** start Given data **

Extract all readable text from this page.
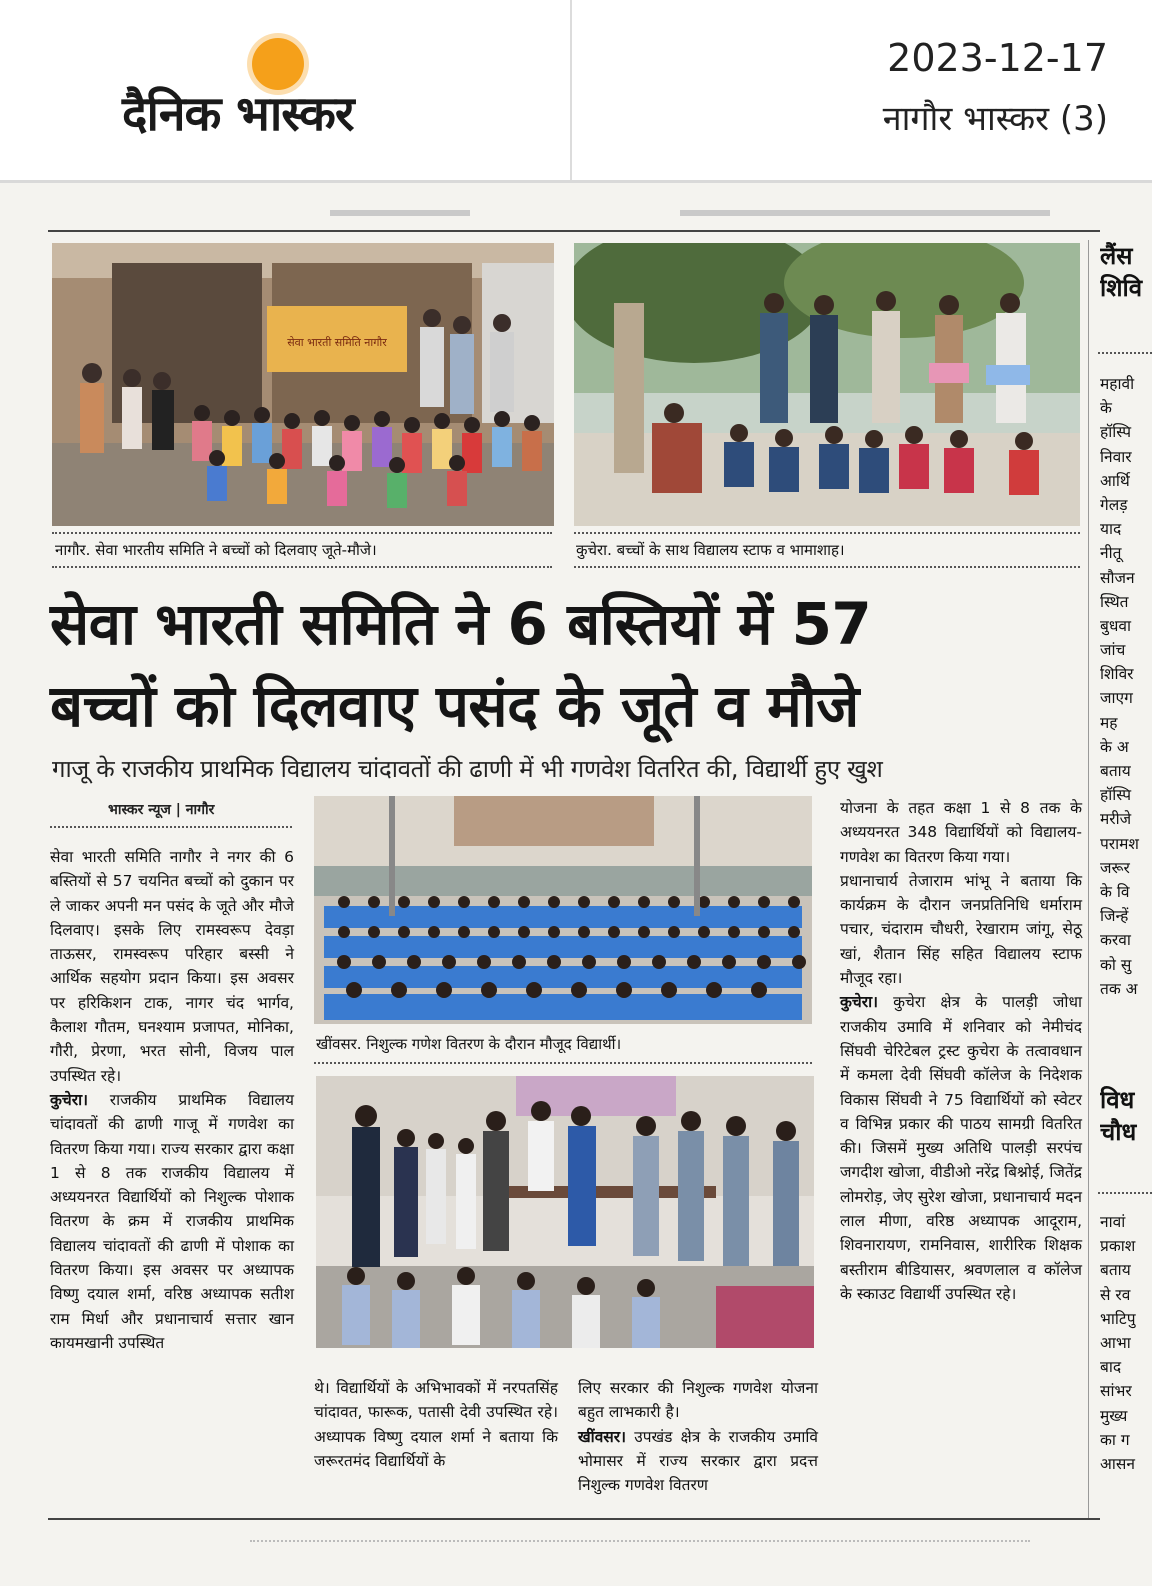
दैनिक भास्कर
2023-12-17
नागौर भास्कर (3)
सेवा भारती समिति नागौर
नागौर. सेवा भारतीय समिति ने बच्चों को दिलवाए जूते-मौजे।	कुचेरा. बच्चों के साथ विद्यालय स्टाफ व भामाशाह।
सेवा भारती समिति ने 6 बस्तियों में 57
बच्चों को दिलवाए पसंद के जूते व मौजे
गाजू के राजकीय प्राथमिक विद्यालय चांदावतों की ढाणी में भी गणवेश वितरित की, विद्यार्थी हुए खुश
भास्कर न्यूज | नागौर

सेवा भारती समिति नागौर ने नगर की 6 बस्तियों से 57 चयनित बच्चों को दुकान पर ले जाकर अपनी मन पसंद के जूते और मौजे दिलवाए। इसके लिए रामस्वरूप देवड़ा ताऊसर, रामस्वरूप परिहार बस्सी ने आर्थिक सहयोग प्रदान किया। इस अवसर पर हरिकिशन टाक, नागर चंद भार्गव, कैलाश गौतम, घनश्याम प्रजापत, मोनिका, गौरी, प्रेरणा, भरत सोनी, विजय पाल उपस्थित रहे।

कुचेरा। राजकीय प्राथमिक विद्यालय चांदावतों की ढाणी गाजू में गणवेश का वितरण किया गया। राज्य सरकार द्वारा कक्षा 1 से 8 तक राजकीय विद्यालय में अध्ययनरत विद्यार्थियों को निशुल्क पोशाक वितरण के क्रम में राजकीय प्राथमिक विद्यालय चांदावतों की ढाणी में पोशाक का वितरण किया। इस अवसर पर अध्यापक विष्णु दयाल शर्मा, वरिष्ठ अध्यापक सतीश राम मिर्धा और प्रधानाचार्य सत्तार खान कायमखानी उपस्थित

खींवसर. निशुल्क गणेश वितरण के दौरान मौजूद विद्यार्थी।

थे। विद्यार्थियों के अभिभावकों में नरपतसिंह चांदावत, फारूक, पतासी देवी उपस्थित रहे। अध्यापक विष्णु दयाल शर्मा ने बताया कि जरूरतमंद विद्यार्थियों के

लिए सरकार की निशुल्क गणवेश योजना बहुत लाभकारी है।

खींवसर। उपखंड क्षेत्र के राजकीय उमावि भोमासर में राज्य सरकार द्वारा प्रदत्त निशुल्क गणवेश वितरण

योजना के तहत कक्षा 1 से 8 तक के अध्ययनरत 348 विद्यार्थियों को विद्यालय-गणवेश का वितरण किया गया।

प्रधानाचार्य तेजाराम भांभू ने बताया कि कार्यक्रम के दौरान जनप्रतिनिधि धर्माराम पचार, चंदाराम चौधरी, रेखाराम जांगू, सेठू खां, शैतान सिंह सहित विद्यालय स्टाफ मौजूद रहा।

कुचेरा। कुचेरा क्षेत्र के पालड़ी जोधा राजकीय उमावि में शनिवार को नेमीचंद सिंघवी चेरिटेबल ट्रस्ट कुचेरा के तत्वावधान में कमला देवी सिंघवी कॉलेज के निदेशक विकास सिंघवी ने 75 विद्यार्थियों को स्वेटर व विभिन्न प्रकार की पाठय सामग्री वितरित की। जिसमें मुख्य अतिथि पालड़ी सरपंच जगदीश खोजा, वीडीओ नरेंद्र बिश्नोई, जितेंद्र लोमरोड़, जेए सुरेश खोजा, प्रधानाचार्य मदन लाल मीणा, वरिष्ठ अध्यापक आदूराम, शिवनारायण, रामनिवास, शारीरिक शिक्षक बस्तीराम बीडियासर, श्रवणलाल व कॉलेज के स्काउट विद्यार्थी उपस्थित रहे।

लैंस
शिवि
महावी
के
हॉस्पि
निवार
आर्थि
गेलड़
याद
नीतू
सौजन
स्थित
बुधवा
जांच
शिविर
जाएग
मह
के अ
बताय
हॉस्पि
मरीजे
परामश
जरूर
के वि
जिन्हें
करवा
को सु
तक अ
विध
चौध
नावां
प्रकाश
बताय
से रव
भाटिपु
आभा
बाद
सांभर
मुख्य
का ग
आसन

** end Given data **

* Task brief *
Determine the number of lines where the string "ययनरत" occurs, and give that number only.

* Solution below *
2